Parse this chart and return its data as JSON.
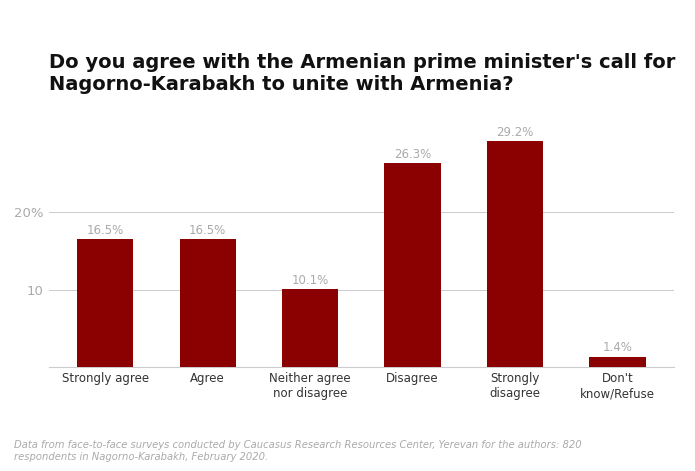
{
  "title": "Do you agree with the Armenian prime minister's call for\nNagorno-Karabakh to unite with Armenia?",
  "categories": [
    "Strongly agree",
    "Agree",
    "Neither agree\nnor disagree",
    "Disagree",
    "Strongly\ndisagree",
    "Don't\nknow/Refuse"
  ],
  "values": [
    16.5,
    16.5,
    10.1,
    26.3,
    29.2,
    1.4
  ],
  "labels": [
    "16.5%",
    "16.5%",
    "10.1%",
    "26.3%",
    "29.2%",
    "1.4%"
  ],
  "bar_color": "#8B0000",
  "yticks": [
    10,
    20
  ],
  "ytick_labels": [
    "10",
    "20%"
  ],
  "ylim": [
    0,
    34
  ],
  "title_fontsize": 14,
  "label_color": "#aaaaaa",
  "tick_color": "#aaaaaa",
  "xtick_color": "#333333",
  "background_color": "#ffffff",
  "footnote": "Data from face-to-face surveys conducted by Caucasus Research Resources Center, Yerevan for the authors: 820\nrespondents in Nagorno-Karabakh, February 2020."
}
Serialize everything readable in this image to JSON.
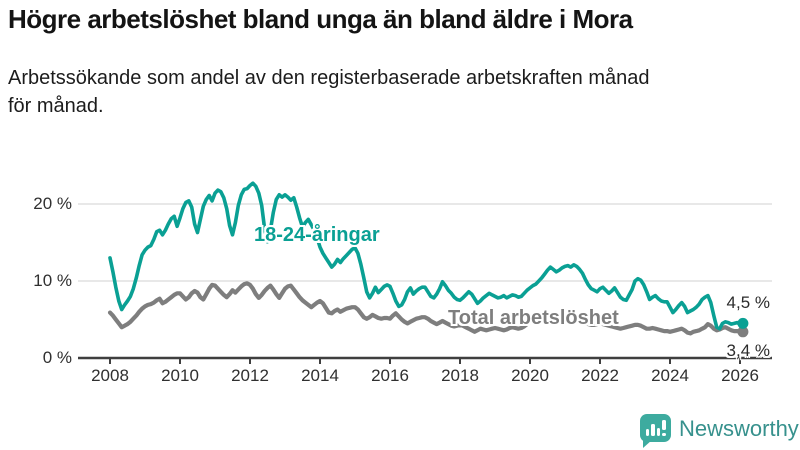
{
  "header": {
    "title": "Högre arbetslöshet bland unga än bland äldre i Mora",
    "subtitle_line1": "Arbetssökande som andel av den registerbaserade arbetskraften månad",
    "subtitle_line2": "för månad."
  },
  "footer": {
    "brand": "Newsworthy",
    "logo_icon": "bar-chart-speech-bubble-icon"
  },
  "colors": {
    "youth_line": "#0aa094",
    "total_line": "#7e7e7e",
    "gridline": "#e0e0e0",
    "axis": "#3f3f3f",
    "brand_icon_teal": "#3dab9f",
    "brand_wordmark": "#37918d"
  },
  "chart_data": {
    "type": "line",
    "title": "Högre arbetslöshet bland unga än bland äldre i Mora",
    "subtitle": "Arbetssökande som andel av den registerbaserade arbetskraften månad för månad.",
    "x_unit": "month",
    "x_start": "2008-01",
    "x_end": "2026-02",
    "xlabel": "",
    "ylabel": "",
    "ylim": [
      0,
      24
    ],
    "grid": "horizontal",
    "legend_position": "inline-labels",
    "x_ticks": [
      2008,
      2010,
      2012,
      2014,
      2016,
      2018,
      2020,
      2022,
      2024,
      2026
    ],
    "y_ticks": [
      {
        "value": 0,
        "label": "0 %"
      },
      {
        "value": 10,
        "label": "10 %"
      },
      {
        "value": 20,
        "label": "20 %"
      }
    ],
    "series": [
      {
        "name": "18-24-åringar",
        "color": "#0aa094",
        "stroke_width": 3.6,
        "end_label": "4,5 %",
        "end_value": 4.5,
        "values": [
          13.0,
          11.2,
          9.2,
          7.4,
          6.3,
          6.9,
          7.4,
          8.0,
          9.0,
          10.4,
          12.0,
          13.4,
          14.0,
          14.4,
          14.6,
          15.4,
          16.4,
          16.6,
          16.0,
          16.6,
          17.4,
          18.1,
          18.4,
          17.1,
          18.2,
          19.4,
          20.2,
          20.4,
          19.6,
          17.4,
          16.3,
          18.0,
          19.7,
          20.6,
          21.1,
          20.4,
          21.4,
          21.8,
          21.6,
          20.8,
          19.4,
          17.2,
          16.0,
          17.6,
          19.8,
          21.2,
          21.9,
          22.0,
          22.4,
          22.7,
          22.3,
          21.4,
          19.8,
          16.8,
          15.1,
          16.6,
          18.9,
          20.6,
          21.2,
          20.9,
          21.2,
          20.9,
          20.5,
          20.8,
          19.6,
          18.2,
          17.0,
          17.6,
          18.0,
          17.3,
          16.6,
          15.6,
          14.4,
          13.6,
          13.0,
          12.4,
          11.8,
          12.2,
          12.8,
          12.4,
          12.9,
          13.3,
          13.7,
          14.1,
          14.3,
          13.6,
          12.2,
          10.4,
          8.6,
          7.8,
          8.4,
          9.2,
          8.5,
          8.9,
          9.3,
          9.5,
          9.3,
          8.4,
          7.4,
          6.7,
          6.9,
          7.6,
          8.6,
          9.1,
          8.3,
          8.7,
          9.0,
          9.2,
          9.2,
          8.6,
          8.0,
          7.8,
          8.3,
          9.0,
          9.9,
          9.4,
          8.8,
          8.4,
          7.9,
          7.6,
          7.5,
          7.8,
          8.2,
          8.6,
          8.3,
          7.7,
          7.1,
          7.4,
          7.8,
          8.1,
          8.4,
          8.2,
          8.0,
          7.8,
          7.9,
          8.1,
          7.8,
          8.0,
          8.2,
          8.1,
          7.9,
          8.0,
          8.4,
          8.8,
          9.1,
          9.4,
          9.6,
          10.0,
          10.4,
          10.9,
          11.4,
          11.8,
          11.5,
          11.2,
          11.4,
          11.7,
          11.9,
          12.0,
          11.8,
          12.1,
          11.9,
          11.5,
          11.0,
          10.2,
          9.5,
          9.0,
          8.8,
          8.6,
          9.0,
          9.2,
          8.8,
          8.4,
          8.7,
          9.1,
          8.5,
          7.9,
          7.6,
          7.5,
          8.2,
          8.9,
          10.0,
          10.3,
          10.1,
          9.5,
          8.6,
          7.6,
          7.9,
          8.1,
          7.7,
          7.4,
          7.3,
          7.3,
          6.6,
          5.9,
          6.3,
          6.8,
          7.2,
          6.7,
          5.9,
          6.1,
          6.3,
          6.6,
          7.0,
          7.6,
          7.9,
          8.1,
          7.2,
          5.5,
          4.0,
          3.8,
          4.5,
          4.7,
          4.6,
          4.4,
          4.5,
          4.6,
          4.4,
          4.5
        ]
      },
      {
        "name": "Total arbetslöshet",
        "color": "#7e7e7e",
        "stroke_width": 4.2,
        "end_label": "3,4 %",
        "end_value": 3.4,
        "values": [
          5.9,
          5.5,
          5.0,
          4.5,
          4.0,
          4.2,
          4.4,
          4.7,
          5.1,
          5.5,
          6.0,
          6.4,
          6.7,
          6.9,
          7.0,
          7.2,
          7.5,
          7.7,
          7.1,
          7.3,
          7.6,
          7.9,
          8.2,
          8.4,
          8.4,
          8.0,
          7.6,
          7.9,
          8.4,
          8.7,
          8.5,
          7.9,
          7.6,
          8.3,
          9.0,
          9.5,
          9.4,
          9.0,
          8.6,
          8.2,
          7.9,
          8.3,
          8.8,
          8.5,
          8.9,
          9.3,
          9.6,
          9.7,
          9.5,
          9.0,
          8.3,
          7.8,
          8.2,
          8.7,
          9.1,
          9.4,
          8.9,
          8.3,
          7.8,
          8.4,
          9.0,
          9.3,
          9.4,
          8.9,
          8.4,
          7.9,
          7.5,
          7.2,
          6.9,
          6.6,
          6.9,
          7.2,
          7.4,
          7.1,
          6.5,
          5.9,
          5.8,
          6.1,
          6.3,
          6.0,
          6.2,
          6.4,
          6.5,
          6.6,
          6.6,
          6.3,
          5.8,
          5.3,
          5.1,
          5.3,
          5.6,
          5.4,
          5.2,
          5.1,
          5.2,
          5.2,
          5.1,
          5.5,
          5.8,
          5.4,
          5.0,
          4.7,
          4.5,
          4.7,
          4.9,
          5.1,
          5.2,
          5.3,
          5.3,
          5.1,
          4.8,
          4.6,
          4.4,
          4.6,
          4.8,
          4.6,
          4.4,
          4.2,
          4.1,
          4.2,
          4.3,
          4.2,
          4.0,
          3.8,
          3.6,
          3.4,
          3.6,
          3.8,
          3.7,
          3.6,
          3.7,
          3.8,
          3.9,
          3.8,
          3.7,
          3.6,
          3.7,
          3.9,
          4.0,
          3.9,
          3.8,
          3.9,
          4.1,
          4.4,
          4.6,
          4.8,
          5.0,
          5.3,
          5.5,
          5.6,
          5.5,
          5.4,
          5.2,
          5.1,
          5.2,
          5.3,
          5.4,
          5.5,
          5.3,
          5.2,
          5.0,
          4.9,
          4.7,
          4.5,
          4.4,
          4.3,
          4.3,
          4.4,
          4.5,
          4.4,
          4.3,
          4.2,
          4.1,
          4.0,
          3.9,
          3.8,
          3.9,
          4.0,
          4.1,
          4.2,
          4.3,
          4.3,
          4.2,
          4.0,
          3.8,
          3.8,
          3.9,
          3.8,
          3.7,
          3.6,
          3.5,
          3.5,
          3.4,
          3.5,
          3.6,
          3.7,
          3.8,
          3.6,
          3.3,
          3.2,
          3.4,
          3.5,
          3.6,
          3.8,
          4.0,
          4.4,
          4.2,
          3.8,
          3.6,
          3.7,
          3.9,
          4.0,
          3.8,
          3.6,
          3.5,
          3.5,
          3.4,
          3.4
        ]
      }
    ]
  }
}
────
What to produce:
Take every line above carrying "registerbaserade" and return it.

Exercise answer:
    "subtitle_line1": "Arbetssökande som andel av den registerbaserade arbetskraften månad",
    "subtitle": "Arbetssökande som andel av den registerbaserade arbetskraften månad för månad.",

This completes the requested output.